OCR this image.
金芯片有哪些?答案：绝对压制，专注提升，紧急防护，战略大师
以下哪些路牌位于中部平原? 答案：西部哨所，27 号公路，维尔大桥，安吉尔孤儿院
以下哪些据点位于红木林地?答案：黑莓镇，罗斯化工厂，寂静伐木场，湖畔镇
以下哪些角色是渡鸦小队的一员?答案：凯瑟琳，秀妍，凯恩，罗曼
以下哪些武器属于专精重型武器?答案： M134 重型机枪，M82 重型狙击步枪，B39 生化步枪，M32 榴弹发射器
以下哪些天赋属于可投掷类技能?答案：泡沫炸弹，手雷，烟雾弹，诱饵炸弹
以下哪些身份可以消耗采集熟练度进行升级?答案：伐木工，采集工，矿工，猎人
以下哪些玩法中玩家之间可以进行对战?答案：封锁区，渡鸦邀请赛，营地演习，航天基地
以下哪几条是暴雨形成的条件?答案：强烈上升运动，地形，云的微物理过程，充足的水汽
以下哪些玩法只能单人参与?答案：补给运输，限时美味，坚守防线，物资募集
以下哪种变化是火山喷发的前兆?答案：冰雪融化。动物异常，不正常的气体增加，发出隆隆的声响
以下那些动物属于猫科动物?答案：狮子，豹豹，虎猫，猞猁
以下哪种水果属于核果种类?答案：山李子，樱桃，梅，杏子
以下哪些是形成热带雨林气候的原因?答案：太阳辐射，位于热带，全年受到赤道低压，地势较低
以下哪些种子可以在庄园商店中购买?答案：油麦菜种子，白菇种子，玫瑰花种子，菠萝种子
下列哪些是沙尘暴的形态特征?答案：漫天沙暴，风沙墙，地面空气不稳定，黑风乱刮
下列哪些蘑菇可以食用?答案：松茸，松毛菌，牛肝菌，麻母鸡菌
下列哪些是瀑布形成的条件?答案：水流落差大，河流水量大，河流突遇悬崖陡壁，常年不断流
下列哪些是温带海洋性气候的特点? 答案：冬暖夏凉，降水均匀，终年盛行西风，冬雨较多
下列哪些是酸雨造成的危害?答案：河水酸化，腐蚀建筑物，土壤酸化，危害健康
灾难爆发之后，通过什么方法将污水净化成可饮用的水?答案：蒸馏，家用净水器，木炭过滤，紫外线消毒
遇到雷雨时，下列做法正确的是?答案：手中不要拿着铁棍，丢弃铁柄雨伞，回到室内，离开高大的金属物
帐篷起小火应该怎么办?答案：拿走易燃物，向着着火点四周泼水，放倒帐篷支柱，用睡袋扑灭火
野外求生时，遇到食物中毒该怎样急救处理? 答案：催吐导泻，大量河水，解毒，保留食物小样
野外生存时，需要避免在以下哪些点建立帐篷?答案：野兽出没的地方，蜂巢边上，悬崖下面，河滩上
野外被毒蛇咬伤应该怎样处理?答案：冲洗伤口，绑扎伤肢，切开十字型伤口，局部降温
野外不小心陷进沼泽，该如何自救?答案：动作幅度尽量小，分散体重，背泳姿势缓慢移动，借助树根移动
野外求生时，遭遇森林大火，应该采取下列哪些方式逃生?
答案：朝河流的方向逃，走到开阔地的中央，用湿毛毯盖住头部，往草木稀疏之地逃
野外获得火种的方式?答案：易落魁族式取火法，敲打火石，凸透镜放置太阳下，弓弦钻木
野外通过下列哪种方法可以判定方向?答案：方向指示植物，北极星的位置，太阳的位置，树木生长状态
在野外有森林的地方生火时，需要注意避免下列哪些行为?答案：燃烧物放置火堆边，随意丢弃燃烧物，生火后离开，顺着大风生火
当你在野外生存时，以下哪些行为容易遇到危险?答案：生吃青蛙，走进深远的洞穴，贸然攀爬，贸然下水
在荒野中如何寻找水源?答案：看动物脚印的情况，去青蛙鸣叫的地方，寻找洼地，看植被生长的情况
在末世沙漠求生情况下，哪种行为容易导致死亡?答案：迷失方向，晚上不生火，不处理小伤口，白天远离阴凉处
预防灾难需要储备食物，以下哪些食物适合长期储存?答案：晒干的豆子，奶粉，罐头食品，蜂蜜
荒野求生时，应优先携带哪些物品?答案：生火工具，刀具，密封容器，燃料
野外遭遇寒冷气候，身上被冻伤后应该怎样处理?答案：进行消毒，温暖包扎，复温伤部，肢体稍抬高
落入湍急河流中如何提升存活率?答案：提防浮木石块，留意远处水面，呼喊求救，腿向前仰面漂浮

● ● ●

### TASK DETAILS
Find the lines of the material that hold the word "野外求生时" and report their count alone.

### OUTPUT
2